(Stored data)
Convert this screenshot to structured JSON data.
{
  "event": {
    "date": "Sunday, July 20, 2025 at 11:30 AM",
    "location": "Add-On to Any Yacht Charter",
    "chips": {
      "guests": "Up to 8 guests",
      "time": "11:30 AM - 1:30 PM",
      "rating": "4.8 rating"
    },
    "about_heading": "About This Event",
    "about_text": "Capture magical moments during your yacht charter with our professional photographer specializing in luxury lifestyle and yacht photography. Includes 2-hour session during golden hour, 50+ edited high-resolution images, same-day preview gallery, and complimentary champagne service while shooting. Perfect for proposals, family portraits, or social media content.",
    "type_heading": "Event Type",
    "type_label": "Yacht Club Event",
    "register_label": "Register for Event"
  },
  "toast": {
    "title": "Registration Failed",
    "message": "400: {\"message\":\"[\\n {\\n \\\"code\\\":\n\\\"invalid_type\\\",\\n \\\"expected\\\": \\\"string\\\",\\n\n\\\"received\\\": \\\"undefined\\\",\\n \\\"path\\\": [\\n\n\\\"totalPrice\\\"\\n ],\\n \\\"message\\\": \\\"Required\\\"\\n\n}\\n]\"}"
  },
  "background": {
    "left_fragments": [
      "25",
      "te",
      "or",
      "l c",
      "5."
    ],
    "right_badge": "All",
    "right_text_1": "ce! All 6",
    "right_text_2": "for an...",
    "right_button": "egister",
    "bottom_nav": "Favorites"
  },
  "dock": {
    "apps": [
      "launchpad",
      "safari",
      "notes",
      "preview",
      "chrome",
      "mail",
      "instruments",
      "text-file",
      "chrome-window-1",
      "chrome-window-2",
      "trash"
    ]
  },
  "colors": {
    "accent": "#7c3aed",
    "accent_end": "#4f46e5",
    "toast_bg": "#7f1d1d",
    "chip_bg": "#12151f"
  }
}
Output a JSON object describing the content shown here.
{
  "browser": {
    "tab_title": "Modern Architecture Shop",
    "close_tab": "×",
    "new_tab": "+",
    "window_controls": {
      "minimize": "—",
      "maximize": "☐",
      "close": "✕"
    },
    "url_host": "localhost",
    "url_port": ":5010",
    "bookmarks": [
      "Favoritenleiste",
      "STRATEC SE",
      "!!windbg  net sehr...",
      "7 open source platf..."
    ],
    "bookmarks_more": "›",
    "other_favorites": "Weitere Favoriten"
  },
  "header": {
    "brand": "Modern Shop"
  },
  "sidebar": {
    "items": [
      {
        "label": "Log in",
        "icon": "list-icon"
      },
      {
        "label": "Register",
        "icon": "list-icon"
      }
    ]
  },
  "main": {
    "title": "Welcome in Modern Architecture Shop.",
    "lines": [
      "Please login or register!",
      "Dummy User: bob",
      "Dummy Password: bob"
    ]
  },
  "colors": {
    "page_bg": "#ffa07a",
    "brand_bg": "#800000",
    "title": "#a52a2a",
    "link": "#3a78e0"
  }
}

Written exercise. Using the material above, print every entry exactly as written.

Result for this task.
Convert this screenshot to structured JSON data.
{
  "event": {
    "date": "Sunday, July 20, 2025 at 11:30 AM",
    "location": "Add-On to Any Yacht Charter",
    "chips": {
      "guests": "Up to 8 guests",
      "time": "11:30 AM - 1:30 PM",
      "rating": "4.8 rating"
    },
    "about_heading": "About This Event",
    "about_text": "Capture magical moments during your yacht charter with our professional photographer specializing in luxury lifestyle and yacht photography. Includes 2-hour session during golden hour, 50+ edited high-resolution images, same-day preview gallery, and complimentary champagne service while shooting. Perfect for proposals, family portraits, or social media content.",
    "type_heading": "Event Type",
    "type_label": "Yacht Club Event",
    "register_label": "Register for Event"
  },
  "toast": {
    "title": "Registration Failed",
    "message": "400: {\"message\":\"[\\n {\\n \\\"code\\\":\n\\\"invalid_type\\\",\\n \\\"expected\\\": \\\"string\\\",\\n\n\\\"received\\\": \\\"undefined\\\",\\n \\\"path\\\": [\\n\n\\\"totalPrice\\\"\\n ],\\n \\\"message\\\": \\\"Required\\\"\\n\n}\\n]\"}"
  },
  "background": {
    "left_fragments": [
      "25",
      "te",
      "or",
      "l c",
      "5."
    ],
    "right_badge": "All",
    "right_text_1": "ce! All 6",
    "right_text_2": "for an...",
    "right_button": "egister",
    "bottom_nav": "Favorites"
  },
  "dock": {
    "apps": [
      "launchpad",
      "safari",
      "notes",
      "preview",
      "chrome",
      "mail",
      "instruments",
      "text-file",
      "chrome-window-1",
      "chrome-window-2",
      "trash"
    ]
  },
  "colors": {
    "accent": "#7c3aed",
    "accent_end": "#4f46e5",
    "toast_bg": "#7f1d1d",
    "chip_bg": "#12151f"
  }
}
Output a JSON object describing the content shown here.
{
  "browser": {
    "tab_title": "Modern Architecture Shop",
    "close_tab": "×",
    "new_tab": "+",
    "window_controls": {
      "minimize": "—",
      "maximize": "☐",
      "close": "✕"
    },
    "url_host": "localhost",
    "url_port": ":5010",
    "bookmarks": [
      "Favoritenleiste",
      "STRATEC SE",
      "!!windbg  net sehr...",
      "7 open source platf..."
    ],
    "bookmarks_more": "›",
    "other_favorites": "Weitere Favoriten"
  },
  "header": {
    "brand": "Modern Shop"
  },
  "sidebar": {
    "items": [
      {
        "label": "Log in",
        "icon": "list-icon"
      },
      {
        "label": "Register",
        "icon": "list-icon"
      }
    ]
  },
  "main": {
    "title": "Welcome in Modern Architecture Shop.",
    "lines": [
      "Please login or register!",
      "Dummy User: bob",
      "Dummy Password: bob"
    ]
  },
  "colors": {
    "page_bg": "#ffa07a",
    "brand_bg": "#800000",
    "title": "#a52a2a",
    "link": "#3a78e0"
  }
}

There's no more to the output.